• **Instructions to follow**:
Search the listing for the string "name" and copy every line that contains it.

• **Task input**:
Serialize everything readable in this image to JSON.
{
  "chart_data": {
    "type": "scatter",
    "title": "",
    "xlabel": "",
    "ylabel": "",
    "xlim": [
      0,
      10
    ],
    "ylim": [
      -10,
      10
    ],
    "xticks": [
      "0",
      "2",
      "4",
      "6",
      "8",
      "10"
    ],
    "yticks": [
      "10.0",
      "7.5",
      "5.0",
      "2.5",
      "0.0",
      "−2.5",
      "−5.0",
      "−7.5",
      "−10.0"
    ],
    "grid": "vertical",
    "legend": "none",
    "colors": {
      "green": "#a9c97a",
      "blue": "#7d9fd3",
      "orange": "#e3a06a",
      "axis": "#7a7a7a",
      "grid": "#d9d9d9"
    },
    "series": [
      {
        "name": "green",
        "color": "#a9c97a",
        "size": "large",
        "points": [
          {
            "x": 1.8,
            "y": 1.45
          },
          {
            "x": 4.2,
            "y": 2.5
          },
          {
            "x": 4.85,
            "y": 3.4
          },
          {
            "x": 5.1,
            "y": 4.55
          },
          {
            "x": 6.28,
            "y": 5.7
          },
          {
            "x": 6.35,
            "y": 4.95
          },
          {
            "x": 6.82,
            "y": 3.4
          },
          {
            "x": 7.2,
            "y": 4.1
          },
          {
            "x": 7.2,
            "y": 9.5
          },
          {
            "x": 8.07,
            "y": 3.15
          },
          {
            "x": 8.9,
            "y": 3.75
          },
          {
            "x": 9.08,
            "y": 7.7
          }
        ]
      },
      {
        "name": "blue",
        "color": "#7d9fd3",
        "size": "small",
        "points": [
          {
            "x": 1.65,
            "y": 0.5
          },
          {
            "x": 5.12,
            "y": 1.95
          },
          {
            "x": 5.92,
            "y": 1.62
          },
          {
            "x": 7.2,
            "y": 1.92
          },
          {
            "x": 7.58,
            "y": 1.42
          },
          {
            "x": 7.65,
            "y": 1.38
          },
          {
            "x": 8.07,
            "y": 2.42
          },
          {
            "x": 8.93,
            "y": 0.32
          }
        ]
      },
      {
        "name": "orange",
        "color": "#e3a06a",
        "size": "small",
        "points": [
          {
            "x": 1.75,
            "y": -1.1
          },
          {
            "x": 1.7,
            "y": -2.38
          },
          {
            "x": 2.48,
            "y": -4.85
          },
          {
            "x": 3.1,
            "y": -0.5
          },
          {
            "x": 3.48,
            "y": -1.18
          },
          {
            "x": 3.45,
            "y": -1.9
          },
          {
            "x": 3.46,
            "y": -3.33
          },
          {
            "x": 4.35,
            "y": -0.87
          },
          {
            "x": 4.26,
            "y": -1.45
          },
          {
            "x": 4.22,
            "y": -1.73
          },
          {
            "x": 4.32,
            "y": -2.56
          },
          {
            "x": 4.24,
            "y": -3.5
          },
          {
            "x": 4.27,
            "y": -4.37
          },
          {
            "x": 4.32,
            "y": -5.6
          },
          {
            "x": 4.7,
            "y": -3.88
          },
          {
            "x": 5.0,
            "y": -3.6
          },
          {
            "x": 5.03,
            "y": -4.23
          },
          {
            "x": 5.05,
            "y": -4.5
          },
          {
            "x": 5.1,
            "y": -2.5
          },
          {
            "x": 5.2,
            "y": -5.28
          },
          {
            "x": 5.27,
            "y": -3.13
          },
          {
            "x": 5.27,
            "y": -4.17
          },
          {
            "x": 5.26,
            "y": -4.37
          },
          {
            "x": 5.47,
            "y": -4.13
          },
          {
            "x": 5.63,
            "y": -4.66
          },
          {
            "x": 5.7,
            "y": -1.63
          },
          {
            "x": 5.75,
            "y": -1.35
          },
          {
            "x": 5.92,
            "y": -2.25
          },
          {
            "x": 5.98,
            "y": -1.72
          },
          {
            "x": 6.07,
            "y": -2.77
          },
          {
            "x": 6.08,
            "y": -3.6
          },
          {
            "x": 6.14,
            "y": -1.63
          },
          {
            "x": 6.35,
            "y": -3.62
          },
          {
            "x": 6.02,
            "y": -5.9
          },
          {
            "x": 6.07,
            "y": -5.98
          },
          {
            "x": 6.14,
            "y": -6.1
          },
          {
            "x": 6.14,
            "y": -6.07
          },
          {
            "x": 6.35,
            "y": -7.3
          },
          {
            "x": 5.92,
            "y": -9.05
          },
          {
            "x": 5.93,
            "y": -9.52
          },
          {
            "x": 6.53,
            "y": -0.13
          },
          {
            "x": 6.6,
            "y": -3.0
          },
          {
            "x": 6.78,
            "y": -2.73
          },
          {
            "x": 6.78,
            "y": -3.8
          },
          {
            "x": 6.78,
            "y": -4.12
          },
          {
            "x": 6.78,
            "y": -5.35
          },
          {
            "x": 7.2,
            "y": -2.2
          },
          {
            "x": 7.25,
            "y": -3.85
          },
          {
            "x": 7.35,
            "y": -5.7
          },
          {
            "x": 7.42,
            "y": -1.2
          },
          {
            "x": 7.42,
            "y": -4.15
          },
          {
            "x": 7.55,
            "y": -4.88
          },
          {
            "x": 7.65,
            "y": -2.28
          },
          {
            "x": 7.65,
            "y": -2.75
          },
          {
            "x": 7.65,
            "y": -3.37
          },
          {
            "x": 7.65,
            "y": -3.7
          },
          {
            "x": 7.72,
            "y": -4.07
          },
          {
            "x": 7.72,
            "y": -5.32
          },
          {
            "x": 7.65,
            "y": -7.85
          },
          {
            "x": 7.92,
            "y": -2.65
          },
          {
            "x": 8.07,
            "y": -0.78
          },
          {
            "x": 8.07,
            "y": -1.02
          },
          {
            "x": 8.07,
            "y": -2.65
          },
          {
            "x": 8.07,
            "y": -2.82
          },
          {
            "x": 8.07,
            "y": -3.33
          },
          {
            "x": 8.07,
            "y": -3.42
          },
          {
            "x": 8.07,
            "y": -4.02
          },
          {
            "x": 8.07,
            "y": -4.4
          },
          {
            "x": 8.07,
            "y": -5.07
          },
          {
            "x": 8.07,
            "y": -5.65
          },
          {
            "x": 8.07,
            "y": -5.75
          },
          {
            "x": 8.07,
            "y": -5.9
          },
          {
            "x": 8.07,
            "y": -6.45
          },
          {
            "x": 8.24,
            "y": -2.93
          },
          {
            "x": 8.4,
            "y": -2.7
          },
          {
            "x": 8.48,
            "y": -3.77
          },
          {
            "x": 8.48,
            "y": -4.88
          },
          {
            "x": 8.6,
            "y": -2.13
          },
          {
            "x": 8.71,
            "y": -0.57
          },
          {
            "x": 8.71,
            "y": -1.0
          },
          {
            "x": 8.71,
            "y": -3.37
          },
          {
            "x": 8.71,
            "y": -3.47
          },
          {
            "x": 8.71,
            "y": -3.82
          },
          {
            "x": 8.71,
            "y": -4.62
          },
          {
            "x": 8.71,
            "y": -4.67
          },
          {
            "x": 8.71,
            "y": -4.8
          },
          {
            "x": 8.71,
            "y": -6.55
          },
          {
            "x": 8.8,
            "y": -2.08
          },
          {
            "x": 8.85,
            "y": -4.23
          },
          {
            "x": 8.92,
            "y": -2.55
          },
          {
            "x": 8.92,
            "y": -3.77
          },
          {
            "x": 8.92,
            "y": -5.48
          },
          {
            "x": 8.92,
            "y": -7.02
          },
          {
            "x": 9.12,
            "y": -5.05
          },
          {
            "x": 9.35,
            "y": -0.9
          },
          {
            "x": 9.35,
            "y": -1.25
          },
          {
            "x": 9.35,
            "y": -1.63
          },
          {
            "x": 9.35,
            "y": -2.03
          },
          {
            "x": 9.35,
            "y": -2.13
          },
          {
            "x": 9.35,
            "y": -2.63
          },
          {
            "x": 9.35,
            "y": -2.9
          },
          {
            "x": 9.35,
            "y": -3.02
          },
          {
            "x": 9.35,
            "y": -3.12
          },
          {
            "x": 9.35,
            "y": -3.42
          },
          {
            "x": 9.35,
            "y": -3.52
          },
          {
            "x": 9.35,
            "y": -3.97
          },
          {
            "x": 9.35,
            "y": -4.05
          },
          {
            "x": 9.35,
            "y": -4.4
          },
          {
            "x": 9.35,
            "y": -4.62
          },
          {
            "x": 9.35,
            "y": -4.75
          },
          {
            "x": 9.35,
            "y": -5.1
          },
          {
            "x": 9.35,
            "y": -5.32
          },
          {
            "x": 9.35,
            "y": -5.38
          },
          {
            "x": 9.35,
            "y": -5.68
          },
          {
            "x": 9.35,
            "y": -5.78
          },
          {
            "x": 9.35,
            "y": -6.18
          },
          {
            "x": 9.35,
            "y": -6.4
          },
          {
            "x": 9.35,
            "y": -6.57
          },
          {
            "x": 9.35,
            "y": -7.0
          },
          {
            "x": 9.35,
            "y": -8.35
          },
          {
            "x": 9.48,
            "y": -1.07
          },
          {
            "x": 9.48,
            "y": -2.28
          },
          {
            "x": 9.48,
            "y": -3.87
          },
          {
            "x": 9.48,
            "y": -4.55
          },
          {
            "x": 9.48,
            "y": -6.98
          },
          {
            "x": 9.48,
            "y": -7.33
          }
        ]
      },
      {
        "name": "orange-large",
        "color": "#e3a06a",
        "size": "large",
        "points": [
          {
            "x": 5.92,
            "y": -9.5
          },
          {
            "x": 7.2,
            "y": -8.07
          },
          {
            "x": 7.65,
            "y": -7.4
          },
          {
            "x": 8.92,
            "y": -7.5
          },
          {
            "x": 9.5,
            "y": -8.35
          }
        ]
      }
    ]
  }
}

• **Output for this task**:
        "name": "green",
        "name": "blue",
        "name": "orange",
        "name": "orange-large",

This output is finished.